Each record below is to be reproduced without any change.
:: DATASET ENTRIES
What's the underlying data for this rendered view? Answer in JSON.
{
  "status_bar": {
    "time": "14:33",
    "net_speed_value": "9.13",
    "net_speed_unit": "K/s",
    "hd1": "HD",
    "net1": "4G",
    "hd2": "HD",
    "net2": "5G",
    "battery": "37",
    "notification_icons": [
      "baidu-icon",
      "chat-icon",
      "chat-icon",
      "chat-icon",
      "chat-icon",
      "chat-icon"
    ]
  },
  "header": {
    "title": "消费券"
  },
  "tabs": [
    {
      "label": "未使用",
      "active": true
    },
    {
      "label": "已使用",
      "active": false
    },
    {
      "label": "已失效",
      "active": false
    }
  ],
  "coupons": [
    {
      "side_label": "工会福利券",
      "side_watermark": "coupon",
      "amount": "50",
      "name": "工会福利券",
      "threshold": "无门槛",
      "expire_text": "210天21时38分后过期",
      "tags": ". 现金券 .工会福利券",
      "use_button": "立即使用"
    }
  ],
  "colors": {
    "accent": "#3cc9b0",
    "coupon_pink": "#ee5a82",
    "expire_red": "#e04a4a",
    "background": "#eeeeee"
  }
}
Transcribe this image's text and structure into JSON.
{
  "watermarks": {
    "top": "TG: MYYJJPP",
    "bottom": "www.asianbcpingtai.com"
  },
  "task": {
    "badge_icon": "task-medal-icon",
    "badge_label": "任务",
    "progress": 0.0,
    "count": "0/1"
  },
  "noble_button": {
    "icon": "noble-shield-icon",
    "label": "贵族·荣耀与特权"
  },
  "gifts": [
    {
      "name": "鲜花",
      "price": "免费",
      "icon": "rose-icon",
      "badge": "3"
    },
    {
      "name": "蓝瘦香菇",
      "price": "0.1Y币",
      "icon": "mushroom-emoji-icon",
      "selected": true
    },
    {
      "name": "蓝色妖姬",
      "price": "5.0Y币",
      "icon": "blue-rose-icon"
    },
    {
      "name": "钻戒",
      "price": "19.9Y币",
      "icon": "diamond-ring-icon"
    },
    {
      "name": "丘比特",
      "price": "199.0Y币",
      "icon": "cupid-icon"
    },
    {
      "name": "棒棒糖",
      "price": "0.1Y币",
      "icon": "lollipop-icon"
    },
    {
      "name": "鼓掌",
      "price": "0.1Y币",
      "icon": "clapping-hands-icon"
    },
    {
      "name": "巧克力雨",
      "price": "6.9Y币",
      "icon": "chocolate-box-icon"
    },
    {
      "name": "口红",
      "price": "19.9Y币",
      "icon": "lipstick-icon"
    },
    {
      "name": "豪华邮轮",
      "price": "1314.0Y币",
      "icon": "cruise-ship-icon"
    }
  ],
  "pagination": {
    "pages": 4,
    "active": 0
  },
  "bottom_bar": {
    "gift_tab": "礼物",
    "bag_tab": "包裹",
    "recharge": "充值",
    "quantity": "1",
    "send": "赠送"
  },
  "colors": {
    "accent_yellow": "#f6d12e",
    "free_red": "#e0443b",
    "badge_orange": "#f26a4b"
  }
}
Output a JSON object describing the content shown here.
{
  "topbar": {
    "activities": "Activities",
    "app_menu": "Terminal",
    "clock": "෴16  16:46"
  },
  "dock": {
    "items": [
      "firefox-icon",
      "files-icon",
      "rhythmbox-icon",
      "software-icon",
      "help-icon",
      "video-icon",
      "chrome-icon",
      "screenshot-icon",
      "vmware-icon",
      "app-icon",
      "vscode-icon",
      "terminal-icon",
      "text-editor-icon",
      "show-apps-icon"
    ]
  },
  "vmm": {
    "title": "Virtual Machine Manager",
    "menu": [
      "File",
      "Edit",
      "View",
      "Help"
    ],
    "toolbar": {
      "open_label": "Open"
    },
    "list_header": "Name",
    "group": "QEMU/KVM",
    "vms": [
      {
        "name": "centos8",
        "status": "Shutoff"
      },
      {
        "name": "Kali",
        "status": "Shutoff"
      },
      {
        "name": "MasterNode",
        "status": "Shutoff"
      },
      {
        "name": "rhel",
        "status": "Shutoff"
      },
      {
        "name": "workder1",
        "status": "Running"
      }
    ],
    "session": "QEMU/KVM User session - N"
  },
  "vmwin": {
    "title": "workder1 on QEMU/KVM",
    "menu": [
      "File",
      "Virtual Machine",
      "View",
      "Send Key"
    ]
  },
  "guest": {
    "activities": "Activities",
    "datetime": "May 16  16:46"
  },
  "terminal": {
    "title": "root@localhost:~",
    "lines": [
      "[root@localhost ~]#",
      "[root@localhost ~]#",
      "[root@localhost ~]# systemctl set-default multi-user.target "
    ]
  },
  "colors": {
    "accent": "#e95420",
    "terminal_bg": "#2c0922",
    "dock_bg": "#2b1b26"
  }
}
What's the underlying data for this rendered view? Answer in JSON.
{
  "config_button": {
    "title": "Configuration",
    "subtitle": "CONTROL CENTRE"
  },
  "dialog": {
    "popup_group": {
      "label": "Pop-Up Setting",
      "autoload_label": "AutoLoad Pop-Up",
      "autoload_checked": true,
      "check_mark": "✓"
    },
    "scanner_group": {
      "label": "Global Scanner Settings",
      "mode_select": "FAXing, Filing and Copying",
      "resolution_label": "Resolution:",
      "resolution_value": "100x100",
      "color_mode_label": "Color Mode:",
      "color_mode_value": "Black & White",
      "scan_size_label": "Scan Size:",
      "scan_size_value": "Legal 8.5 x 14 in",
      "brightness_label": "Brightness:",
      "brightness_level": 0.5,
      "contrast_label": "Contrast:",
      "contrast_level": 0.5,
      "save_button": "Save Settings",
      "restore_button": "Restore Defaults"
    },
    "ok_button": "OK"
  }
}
::::
*THE RESULT:*
What's the underlying data for this rendered view? Answer in JSON.
{
  "status_bar": {
    "time": "14:33",
    "net_speed_value": "9.13",
    "net_speed_unit": "K/s",
    "hd1": "HD",
    "net1": "4G",
    "hd2": "HD",
    "net2": "5G",
    "battery": "37",
    "notification_icons": [
      "baidu-icon",
      "chat-icon",
      "chat-icon",
      "chat-icon",
      "chat-icon",
      "chat-icon"
    ]
  },
  "header": {
    "title": "消费券"
  },
  "tabs": [
    {
      "label": "未使用",
      "active": true
    },
    {
      "label": "已使用",
      "active": false
    },
    {
      "label": "已失效",
      "active": false
    }
  ],
  "coupons": [
    {
      "side_label": "工会福利券",
      "side_watermark": "coupon",
      "amount": "50",
      "name": "工会福利券",
      "threshold": "无门槛",
      "expire_text": "210天21时38分后过期",
      "tags": ". 现金券 .工会福利券",
      "use_button": "立即使用"
    }
  ],
  "colors": {
    "accent": "#3cc9b0",
    "coupon_pink": "#ee5a82",
    "expire_red": "#e04a4a",
    "background": "#eeeeee"
  }
}
Transcribe this image's text and structure into JSON.
{
  "watermarks": {
    "top": "TG: MYYJJPP",
    "bottom": "www.asianbcpingtai.com"
  },
  "task": {
    "badge_icon": "task-medal-icon",
    "badge_label": "任务",
    "progress": 0.0,
    "count": "0/1"
  },
  "noble_button": {
    "icon": "noble-shield-icon",
    "label": "贵族·荣耀与特权"
  },
  "gifts": [
    {
      "name": "鲜花",
      "price": "免费",
      "icon": "rose-icon",
      "badge": "3"
    },
    {
      "name": "蓝瘦香菇",
      "price": "0.1Y币",
      "icon": "mushroom-emoji-icon",
      "selected": true
    },
    {
      "name": "蓝色妖姬",
      "price": "5.0Y币",
      "icon": "blue-rose-icon"
    },
    {
      "name": "钻戒",
      "price": "19.9Y币",
      "icon": "diamond-ring-icon"
    },
    {
      "name": "丘比特",
      "price": "199.0Y币",
      "icon": "cupid-icon"
    },
    {
      "name": "棒棒糖",
      "price": "0.1Y币",
      "icon": "lollipop-icon"
    },
    {
      "name": "鼓掌",
      "price": "0.1Y币",
      "icon": "clapping-hands-icon"
    },
    {
      "name": "巧克力雨",
      "price": "6.9Y币",
      "icon": "chocolate-box-icon"
    },
    {
      "name": "口红",
      "price": "19.9Y币",
      "icon": "lipstick-icon"
    },
    {
      "name": "豪华邮轮",
      "price": "1314.0Y币",
      "icon": "cruise-ship-icon"
    }
  ],
  "pagination": {
    "pages": 4,
    "active": 0
  },
  "bottom_bar": {
    "gift_tab": "礼物",
    "bag_tab": "包裹",
    "recharge": "充值",
    "quantity": "1",
    "send": "赠送"
  },
  "colors": {
    "accent_yellow": "#f6d12e",
    "free_red": "#e0443b",
    "badge_orange": "#f26a4b"
  }
}
Output a JSON object describing the content shown here.
{
  "topbar": {
    "activities": "Activities",
    "app_menu": "Terminal",
    "clock": "෴16  16:46"
  },
  "dock": {
    "items": [
      "firefox-icon",
      "files-icon",
      "rhythmbox-icon",
      "software-icon",
      "help-icon",
      "video-icon",
      "chrome-icon",
      "screenshot-icon",
      "vmware-icon",
      "app-icon",
      "vscode-icon",
      "terminal-icon",
      "text-editor-icon",
      "show-apps-icon"
    ]
  },
  "vmm": {
    "title": "Virtual Machine Manager",
    "menu": [
      "File",
      "Edit",
      "View",
      "Help"
    ],
    "toolbar": {
      "open_label": "Open"
    },
    "list_header": "Name",
    "group": "QEMU/KVM",
    "vms": [
      {
        "name": "centos8",
        "status": "Shutoff"
      },
      {
        "name": "Kali",
        "status": "Shutoff"
      },
      {
        "name": "MasterNode",
        "status": "Shutoff"
      },
      {
        "name": "rhel",
        "status": "Shutoff"
      },
      {
        "name": "workder1",
        "status": "Running"
      }
    ],
    "session": "QEMU/KVM User session - N"
  },
  "vmwin": {
    "title": "workder1 on QEMU/KVM",
    "menu": [
      "File",
      "Virtual Machine",
      "View",
      "Send Key"
    ]
  },
  "guest": {
    "activities": "Activities",
    "datetime": "May 16  16:46"
  },
  "terminal": {
    "title": "root@localhost:~",
    "lines": [
      "[root@localhost ~]#",
      "[root@localhost ~]#",
      "[root@localhost ~]# systemctl set-default multi-user.target "
    ]
  },
  "colors": {
    "accent": "#e95420",
    "terminal_bg": "#2c0922",
    "dock_bg": "#2b1b26"
  }
}
What's the underlying data for this rendered view? Answer in JSON.
{
  "config_button": {
    "title": "Configuration",
    "subtitle": "CONTROL CENTRE"
  },
  "dialog": {
    "popup_group": {
      "label": "Pop-Up Setting",
      "autoload_label": "AutoLoad Pop-Up",
      "autoload_checked": true,
      "check_mark": "✓"
    },
    "scanner_group": {
      "label": "Global Scanner Settings",
      "mode_select": "FAXing, Filing and Copying",
      "resolution_label": "Resolution:",
      "resolution_value": "100x100",
      "color_mode_label": "Color Mode:",
      "color_mode_value": "Black & White",
      "scan_size_label": "Scan Size:",
      "scan_size_value": "Legal 8.5 x 14 in",
      "brightness_label": "Brightness:",
      "brightness_level": 0.5,
      "contrast_label": "Contrast:",
      "contrast_level": 0.5,
      "save_button": "Save Settings",
      "restore_button": "Restore Defaults"
    },
    "ok_button": "OK"
  }
}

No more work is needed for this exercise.